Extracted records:

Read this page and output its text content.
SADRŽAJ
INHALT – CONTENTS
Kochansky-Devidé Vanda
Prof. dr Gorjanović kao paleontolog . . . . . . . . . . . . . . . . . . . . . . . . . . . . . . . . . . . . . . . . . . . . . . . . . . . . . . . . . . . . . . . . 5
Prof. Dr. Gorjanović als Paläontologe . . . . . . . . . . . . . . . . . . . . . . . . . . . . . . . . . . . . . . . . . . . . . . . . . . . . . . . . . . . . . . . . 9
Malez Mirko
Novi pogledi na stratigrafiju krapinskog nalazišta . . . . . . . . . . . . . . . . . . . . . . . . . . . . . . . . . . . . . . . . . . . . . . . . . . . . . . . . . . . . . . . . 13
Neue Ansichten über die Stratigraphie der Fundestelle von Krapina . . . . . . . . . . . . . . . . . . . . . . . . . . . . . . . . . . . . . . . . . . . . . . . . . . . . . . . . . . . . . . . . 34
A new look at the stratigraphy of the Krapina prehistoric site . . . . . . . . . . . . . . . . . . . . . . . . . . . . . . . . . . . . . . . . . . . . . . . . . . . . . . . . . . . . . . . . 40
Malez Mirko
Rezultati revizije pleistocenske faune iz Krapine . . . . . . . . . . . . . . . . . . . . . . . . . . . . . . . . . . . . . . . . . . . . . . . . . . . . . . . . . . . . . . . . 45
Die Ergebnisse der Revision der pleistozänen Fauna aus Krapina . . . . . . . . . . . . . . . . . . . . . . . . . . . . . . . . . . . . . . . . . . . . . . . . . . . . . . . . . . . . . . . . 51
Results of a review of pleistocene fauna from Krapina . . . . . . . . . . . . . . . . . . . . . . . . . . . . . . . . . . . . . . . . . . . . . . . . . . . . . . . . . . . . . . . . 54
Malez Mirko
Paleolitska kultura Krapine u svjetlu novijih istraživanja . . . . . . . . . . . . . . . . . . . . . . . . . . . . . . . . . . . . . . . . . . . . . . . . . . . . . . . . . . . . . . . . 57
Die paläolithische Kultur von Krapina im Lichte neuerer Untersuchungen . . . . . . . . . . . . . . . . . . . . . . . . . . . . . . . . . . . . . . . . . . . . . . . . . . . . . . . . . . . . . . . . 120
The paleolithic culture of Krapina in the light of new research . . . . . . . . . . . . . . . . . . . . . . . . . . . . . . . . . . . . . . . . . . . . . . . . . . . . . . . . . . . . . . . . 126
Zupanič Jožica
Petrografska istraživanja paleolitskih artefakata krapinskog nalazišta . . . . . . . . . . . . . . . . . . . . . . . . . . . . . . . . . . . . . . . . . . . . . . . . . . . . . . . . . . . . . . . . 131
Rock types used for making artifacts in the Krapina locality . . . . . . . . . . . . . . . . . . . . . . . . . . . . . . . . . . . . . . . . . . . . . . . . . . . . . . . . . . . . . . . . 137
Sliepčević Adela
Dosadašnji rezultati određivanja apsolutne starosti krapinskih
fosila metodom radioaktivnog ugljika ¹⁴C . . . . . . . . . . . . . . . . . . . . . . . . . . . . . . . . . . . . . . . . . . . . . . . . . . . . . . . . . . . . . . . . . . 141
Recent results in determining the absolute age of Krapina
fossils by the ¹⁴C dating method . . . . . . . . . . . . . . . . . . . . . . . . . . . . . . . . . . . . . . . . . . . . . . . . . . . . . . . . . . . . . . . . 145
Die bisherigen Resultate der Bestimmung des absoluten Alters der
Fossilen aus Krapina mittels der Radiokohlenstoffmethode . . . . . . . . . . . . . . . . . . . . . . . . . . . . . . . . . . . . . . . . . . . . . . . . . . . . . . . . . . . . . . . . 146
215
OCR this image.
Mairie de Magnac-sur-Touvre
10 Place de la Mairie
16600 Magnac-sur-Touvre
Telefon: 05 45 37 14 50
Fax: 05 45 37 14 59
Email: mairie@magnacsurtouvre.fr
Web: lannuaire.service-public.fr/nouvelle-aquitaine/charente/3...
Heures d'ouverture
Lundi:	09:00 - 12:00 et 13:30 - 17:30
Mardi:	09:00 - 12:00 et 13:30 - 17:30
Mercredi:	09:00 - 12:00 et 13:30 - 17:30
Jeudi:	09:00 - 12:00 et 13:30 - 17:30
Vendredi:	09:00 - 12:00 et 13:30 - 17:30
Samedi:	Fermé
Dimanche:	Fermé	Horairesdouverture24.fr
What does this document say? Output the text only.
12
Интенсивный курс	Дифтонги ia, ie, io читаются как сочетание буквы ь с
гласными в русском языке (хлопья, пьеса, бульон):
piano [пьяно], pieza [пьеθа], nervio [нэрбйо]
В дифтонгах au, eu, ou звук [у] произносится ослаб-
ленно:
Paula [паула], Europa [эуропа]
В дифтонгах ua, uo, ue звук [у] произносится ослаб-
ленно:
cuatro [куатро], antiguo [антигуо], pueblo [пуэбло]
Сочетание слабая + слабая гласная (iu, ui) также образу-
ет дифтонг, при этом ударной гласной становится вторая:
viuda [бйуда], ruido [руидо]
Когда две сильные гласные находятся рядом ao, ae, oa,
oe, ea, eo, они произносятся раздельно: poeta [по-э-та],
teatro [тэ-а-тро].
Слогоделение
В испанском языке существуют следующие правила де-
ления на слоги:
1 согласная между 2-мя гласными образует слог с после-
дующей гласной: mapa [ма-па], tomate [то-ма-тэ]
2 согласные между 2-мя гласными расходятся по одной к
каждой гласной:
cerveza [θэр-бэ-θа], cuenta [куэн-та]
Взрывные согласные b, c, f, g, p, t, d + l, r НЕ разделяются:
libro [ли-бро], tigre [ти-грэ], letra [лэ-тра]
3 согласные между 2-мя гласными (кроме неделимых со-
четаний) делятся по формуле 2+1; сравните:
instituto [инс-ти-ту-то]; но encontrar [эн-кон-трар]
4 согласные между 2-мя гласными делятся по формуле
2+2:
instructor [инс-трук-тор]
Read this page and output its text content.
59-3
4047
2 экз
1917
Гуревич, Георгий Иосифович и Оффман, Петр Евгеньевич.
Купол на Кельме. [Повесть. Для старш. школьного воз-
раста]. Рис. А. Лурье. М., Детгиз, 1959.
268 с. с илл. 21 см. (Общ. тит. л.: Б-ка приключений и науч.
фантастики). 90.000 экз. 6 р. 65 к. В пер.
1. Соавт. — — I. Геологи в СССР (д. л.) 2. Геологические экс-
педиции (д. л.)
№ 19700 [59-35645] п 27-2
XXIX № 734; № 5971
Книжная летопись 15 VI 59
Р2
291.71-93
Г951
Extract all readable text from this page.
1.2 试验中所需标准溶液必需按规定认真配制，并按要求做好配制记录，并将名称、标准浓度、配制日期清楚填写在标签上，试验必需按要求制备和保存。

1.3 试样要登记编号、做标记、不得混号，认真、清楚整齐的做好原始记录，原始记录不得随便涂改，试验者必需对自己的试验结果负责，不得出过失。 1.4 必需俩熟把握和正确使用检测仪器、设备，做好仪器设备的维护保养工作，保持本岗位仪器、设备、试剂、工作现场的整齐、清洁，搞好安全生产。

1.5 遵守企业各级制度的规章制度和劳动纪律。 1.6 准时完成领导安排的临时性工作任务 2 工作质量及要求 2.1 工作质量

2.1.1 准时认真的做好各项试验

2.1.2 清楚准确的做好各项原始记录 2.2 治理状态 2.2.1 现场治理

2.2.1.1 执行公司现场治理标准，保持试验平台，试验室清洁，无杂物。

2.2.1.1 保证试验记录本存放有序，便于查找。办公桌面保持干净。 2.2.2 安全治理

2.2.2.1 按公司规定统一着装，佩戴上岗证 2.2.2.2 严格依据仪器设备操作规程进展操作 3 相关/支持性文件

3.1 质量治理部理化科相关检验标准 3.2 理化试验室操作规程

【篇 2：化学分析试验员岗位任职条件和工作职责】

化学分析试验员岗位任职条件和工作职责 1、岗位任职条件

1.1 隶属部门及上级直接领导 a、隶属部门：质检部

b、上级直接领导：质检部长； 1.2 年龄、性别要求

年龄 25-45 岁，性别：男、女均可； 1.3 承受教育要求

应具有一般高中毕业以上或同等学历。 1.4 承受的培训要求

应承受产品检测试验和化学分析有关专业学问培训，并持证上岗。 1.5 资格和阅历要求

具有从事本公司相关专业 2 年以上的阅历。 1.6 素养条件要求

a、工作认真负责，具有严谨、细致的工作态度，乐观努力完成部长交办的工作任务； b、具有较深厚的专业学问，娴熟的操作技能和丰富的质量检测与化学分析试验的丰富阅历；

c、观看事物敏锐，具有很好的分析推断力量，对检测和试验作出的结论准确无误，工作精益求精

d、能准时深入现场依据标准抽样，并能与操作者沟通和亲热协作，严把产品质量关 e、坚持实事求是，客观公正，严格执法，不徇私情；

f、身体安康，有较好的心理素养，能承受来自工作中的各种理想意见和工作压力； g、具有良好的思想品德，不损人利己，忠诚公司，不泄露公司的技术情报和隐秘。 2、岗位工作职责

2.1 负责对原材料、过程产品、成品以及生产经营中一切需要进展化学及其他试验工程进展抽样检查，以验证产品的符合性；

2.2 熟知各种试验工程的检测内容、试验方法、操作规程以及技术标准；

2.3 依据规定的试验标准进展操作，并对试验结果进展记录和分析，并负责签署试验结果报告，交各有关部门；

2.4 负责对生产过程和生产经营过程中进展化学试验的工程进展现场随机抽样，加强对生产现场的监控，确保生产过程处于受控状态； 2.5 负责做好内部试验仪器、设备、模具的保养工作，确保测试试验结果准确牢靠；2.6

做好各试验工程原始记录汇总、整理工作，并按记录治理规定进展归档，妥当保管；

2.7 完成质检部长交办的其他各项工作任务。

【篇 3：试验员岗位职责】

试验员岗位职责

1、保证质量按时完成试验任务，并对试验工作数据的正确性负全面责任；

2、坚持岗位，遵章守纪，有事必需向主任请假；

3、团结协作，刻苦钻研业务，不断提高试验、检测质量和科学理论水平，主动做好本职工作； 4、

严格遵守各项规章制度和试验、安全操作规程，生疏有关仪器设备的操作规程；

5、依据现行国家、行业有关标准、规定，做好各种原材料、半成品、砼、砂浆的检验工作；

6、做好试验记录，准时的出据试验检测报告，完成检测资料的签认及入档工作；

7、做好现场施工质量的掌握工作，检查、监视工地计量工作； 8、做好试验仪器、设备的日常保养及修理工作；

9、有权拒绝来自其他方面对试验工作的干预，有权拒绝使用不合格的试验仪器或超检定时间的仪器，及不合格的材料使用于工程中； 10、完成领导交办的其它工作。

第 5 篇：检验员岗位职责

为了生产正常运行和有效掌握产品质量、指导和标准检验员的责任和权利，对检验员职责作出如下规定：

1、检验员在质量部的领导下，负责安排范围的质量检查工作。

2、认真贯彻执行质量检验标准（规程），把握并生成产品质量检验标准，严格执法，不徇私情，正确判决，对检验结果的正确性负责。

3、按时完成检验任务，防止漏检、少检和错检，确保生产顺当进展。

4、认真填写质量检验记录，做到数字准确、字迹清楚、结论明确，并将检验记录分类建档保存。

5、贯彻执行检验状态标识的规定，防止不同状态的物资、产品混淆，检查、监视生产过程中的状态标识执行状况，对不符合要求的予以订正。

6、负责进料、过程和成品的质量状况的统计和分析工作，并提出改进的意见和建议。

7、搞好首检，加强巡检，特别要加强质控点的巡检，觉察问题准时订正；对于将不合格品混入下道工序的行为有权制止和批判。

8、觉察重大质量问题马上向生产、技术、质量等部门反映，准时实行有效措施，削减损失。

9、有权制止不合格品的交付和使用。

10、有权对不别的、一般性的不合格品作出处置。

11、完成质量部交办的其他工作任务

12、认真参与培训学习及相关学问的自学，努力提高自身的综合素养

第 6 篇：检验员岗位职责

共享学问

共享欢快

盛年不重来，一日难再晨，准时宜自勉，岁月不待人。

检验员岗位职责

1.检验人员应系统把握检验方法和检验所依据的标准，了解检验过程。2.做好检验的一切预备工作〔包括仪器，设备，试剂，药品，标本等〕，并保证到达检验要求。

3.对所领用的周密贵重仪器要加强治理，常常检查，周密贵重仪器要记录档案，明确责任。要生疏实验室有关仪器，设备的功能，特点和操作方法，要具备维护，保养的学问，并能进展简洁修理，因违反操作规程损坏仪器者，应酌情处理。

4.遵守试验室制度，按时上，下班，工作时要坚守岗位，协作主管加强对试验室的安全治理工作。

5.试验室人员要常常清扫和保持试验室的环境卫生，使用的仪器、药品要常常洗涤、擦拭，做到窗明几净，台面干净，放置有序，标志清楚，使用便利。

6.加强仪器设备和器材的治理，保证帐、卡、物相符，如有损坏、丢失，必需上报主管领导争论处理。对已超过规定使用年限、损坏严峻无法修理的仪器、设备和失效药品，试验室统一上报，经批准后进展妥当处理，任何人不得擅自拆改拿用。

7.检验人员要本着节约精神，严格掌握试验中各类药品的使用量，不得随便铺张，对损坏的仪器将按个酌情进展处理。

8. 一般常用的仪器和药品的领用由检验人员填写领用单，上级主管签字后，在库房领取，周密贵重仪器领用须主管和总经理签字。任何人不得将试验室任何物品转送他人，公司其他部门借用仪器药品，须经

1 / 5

> _Task requirements_
Go through the entries and return each line where the word "Gorjanović" appears.

> _Written response_
Prof. dr Gorjanović kao paleontolog . . . . . . . . . . . . . . . . . . . . . . . . . . . . . . . . . . . . . . . . . . . . . . . . . . . . . . . . . . . . . . . . 5
Prof. Dr. Gorjanović als Paläontologe . . . . . . . . . . . . . . . . . . . . . . . . . . . . . . . . . . . . . . . . . . . . . . . . . . . . . . . . . . . . . . . . 9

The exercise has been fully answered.